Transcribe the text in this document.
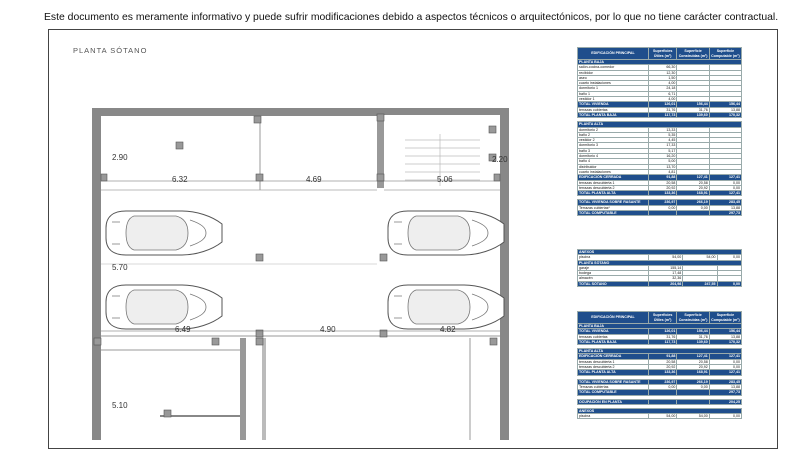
Este documento es meramente informativo y puede sufrir modificaciones debido a aspectos técnicos o arquitectónicos, por lo que no tiene carácter contractual.
PLANTA SÓTANO
2.90
6.32	4.69	5.06
2.20
5.70
6.49	4.90	4.82
5.10
EDIFICACIÓN PRINCIPAL	Superficies Útiles (m²)	Superficie Construidas (m²)	Superficie Computable (m²)
PLANTA BAJA			
salón-cocina-comedor	66,30		
recibidor	12,30		
aseo	1,50		
cuarto instalaciones	4,00		
dormitorio 1	24,18		
baño 1	6,71		
vestidor 1	4,00		
TOTAL VIVIENDA	126,01	156,44	156,44
terrazas cubiertas	31,76	31,76	13,88
TOTAL PLANTA BAJA	117,73	139,60	170,32

PLANTA ALTA			
dormitorio 2	13,33		
baño 2	5,35		
vestidor 2	4,45		
dormitorio 3	17,33		
baño 3	5,17		
dormitorio 4	16,20		
baño 4	5,00		
distribuidor	13,70		
cuarto instalaciones	4,81		
EDIFICACIÓN CERRADA	91,88	127,41	127,41
terrazas descubierta 1	20,58	20,58	0,00
terrazas descubierta 2	20,92	20,92	0,00
TOTAL PLANTA ALTA	133,36	168,91	127,41

TOTAL VIVIENDA SOBRE RASANTE	236,97	266,19	283,45
Terrazas cubiertas*	0,00	0,00	13,88
TOTAL COMPUTABLE			297,73
ANEXOS			
piscina	54,00	54,00	0,00
PLANTA SÓTANO			
garaje	155,14		
bodega	17,48		
almacén	32,36		
TOTAL SÓTANO	204,98	247,55	0,00
EDIFICACIÓN PRINCIPAL	Superficies Útiles (m²)	Superficie Construidas (m²)	Superficie Computable (m²)
PLANTA BAJA			
TOTAL VIVIENDA	126,01	156,44	156,44
terrazas cubiertas	31,76	31,76	13,88
TOTAL PLANTA BAJA	117,73	139,60	170,32

PLANTA ALTA			
EDIFICACIÓN CERRADA	91,88	127,41	127,41
terrazas descubierta 1	20,58	20,58	0,00
terrazas descubierta 2	20,92	20,92	0,00
TOTAL PLANTA ALTA	133,36	168,91	127,41

TOTAL VIVIENDA SOBRE RASANTE	236,97	266,19	283,45
Terrazas cubiertas	0,00	0,00	13,88
TOTAL COMPUTABLE			297,73

OCUPACIÓN EN PLANTA			204,25

ANEXOS			
piscina	54,00	54,00	0,00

# # # #

→ **Task to complete**: Your task is to transcribe all of the records precisely, with no images included.

→ **Full output**:
Transcribe the text in this document.
Este documento es meramente informativo y puede sufrir modificaciones debido a aspectos técnicos o arquitectónicos, por lo que no tiene carácter contractual.
PLANTA SÓTANO
2.90
6.32	4.69	5.06
2.20
5.70
6.49	4.90	4.82
5.10
EDIFICACIÓN PRINCIPAL	Superficies Útiles (m²)	Superficie Construidas (m²)	Superficie Computable (m²)
PLANTA BAJA			
salón-cocina-comedor	66,30		
recibidor	12,30		
aseo	1,50		
cuarto instalaciones	4,00		
dormitorio 1	24,18		
baño 1	6,71		
vestidor 1	4,00		
TOTAL VIVIENDA	126,01	156,44	156,44
terrazas cubiertas	31,76	31,76	13,88
TOTAL PLANTA BAJA	117,73	139,60	170,32

PLANTA ALTA			
dormitorio 2	13,33		
baño 2	5,35		
vestidor 2	4,45		
dormitorio 3	17,33		
baño 3	5,17		
dormitorio 4	16,20		
baño 4	5,00		
distribuidor	13,70		
cuarto instalaciones	4,81		
EDIFICACIÓN CERRADA	91,88	127,41	127,41
terrazas descubierta 1	20,58	20,58	0,00
terrazas descubierta 2	20,92	20,92	0,00
TOTAL PLANTA ALTA	133,36	168,91	127,41

TOTAL VIVIENDA SOBRE RASANTE	236,97	266,19	283,45
Terrazas cubiertas*	0,00	0,00	13,88
TOTAL COMPUTABLE			297,73
ANEXOS			
piscina	54,00	54,00	0,00
PLANTA SÓTANO			
garaje	155,14		
bodega	17,48		
almacén	32,36		
TOTAL SÓTANO	204,98	247,55	0,00
EDIFICACIÓN PRINCIPAL	Superficies Útiles (m²)	Superficie Construidas (m²)	Superficie Computable (m²)
PLANTA BAJA			
TOTAL VIVIENDA	126,01	156,44	156,44
terrazas cubiertas	31,76	31,76	13,88
TOTAL PLANTA BAJA	117,73	139,60	170,32

PLANTA ALTA			
EDIFICACIÓN CERRADA	91,88	127,41	127,41
terrazas descubierta 1	20,58	20,58	0,00
terrazas descubierta 2	20,92	20,92	0,00
TOTAL PLANTA ALTA	133,36	168,91	127,41

TOTAL VIVIENDA SOBRE RASANTE	236,97	266,19	283,45
Terrazas cubiertas	0,00	0,00	13,88
TOTAL COMPUTABLE			297,73

OCUPACIÓN EN PLANTA			204,25

ANEXOS			
piscina	54,00	54,00	0,00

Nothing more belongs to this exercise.